SET PROBLEM -
Your answer should be a single number: the count of lines in the material below that hold "FileInfo".

(Part of a data file)
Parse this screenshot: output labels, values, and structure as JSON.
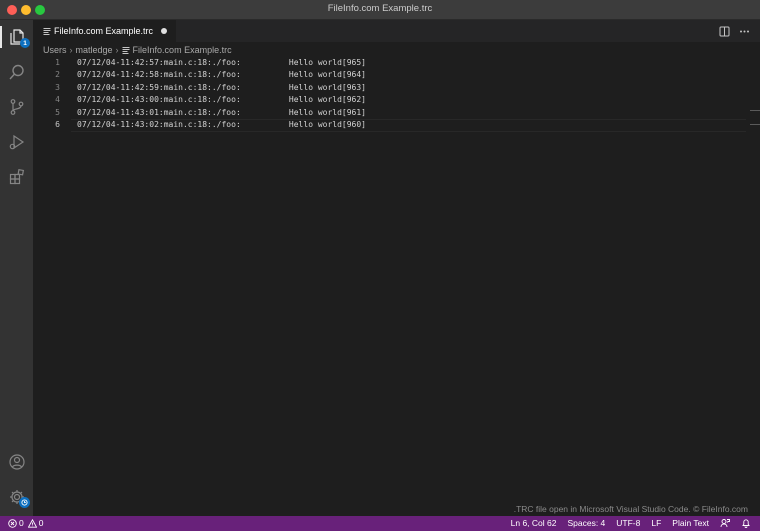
{
  "window": {
    "title": "FileInfo.com Example.trc"
  },
  "activity_bar": {
    "explorer_badge": "1"
  },
  "tab": {
    "label": "FileInfo.com Example.trc"
  },
  "breadcrumb": {
    "items": [
      "Users",
      "matledge",
      "FileInfo.com Example.trc"
    ]
  },
  "editor": {
    "lines": [
      {
        "number": "1",
        "text": "07/12/04-11:42:57:main.c:18:./foo:          Hello world[965]"
      },
      {
        "number": "2",
        "text": "07/12/04-11:42:58:main.c:18:./foo:          Hello world[964]"
      },
      {
        "number": "3",
        "text": "07/12/04-11:42:59:main.c:18:./foo:          Hello world[963]"
      },
      {
        "number": "4",
        "text": "07/12/04-11:43:00:main.c:18:./foo:          Hello world[962]"
      },
      {
        "number": "5",
        "text": "07/12/04-11:43:01:main.c:18:./foo:          Hello world[961]"
      },
      {
        "number": "6",
        "text": "07/12/04-11:43:02:main.c:18:./foo:          Hello world[960]"
      }
    ]
  },
  "watermark": ".TRC file open in Microsoft Visual Studio Code. © FileInfo.com",
  "statusbar": {
    "errors": "0",
    "warnings": "0",
    "position": "Ln 6, Col 62",
    "spaces": "Spaces: 4",
    "encoding": "UTF-8",
    "eol": "LF",
    "language": "Plain Text"
  },
  "colors": {
    "statusbar": "#68217a",
    "editor_bg": "#1e1e1e",
    "activity_bar": "#333333",
    "badge": "#0e70c0"
  }
}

PROBLEM SOLUTION -
4